- _INSTRUCTIONS TO FOLLOW_:
List all lines of the data that include the string "fecha".

- _THE INPUT_:
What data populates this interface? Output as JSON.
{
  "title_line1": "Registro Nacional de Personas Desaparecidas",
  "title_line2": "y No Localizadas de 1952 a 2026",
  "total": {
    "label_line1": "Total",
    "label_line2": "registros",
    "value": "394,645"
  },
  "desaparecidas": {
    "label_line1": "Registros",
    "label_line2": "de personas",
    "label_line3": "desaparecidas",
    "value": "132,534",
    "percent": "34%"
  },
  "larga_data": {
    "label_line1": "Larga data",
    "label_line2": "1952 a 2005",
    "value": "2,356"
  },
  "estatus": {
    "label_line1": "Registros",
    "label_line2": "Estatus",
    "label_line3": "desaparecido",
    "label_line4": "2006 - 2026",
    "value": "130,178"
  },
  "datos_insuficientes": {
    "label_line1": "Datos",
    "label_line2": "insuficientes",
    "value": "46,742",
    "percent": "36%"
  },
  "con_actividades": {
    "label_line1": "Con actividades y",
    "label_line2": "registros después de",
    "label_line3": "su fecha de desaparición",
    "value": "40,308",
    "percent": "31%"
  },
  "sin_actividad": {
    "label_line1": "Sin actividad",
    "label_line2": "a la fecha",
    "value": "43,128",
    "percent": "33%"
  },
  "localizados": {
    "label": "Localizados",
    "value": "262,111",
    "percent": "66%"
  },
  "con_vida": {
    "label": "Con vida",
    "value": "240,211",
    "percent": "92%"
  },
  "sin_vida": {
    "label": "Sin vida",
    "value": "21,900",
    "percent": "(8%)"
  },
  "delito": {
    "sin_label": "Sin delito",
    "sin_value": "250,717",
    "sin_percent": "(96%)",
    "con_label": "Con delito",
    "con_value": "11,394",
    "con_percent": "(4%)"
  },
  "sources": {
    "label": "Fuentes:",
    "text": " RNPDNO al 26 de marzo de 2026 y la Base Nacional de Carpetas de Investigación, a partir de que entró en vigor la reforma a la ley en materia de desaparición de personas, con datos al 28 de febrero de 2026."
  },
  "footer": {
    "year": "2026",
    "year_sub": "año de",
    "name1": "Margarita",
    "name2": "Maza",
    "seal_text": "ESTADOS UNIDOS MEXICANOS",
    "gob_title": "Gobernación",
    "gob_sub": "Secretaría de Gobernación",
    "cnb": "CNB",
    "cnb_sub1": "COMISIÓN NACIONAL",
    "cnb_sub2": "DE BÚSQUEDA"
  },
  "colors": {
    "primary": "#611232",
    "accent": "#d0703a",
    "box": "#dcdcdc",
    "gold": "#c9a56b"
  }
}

- _RESPONSE TO THIS EXERCISE_:
    "label_line3": "su fecha de desaparición",
    "label_line2": "a la fecha",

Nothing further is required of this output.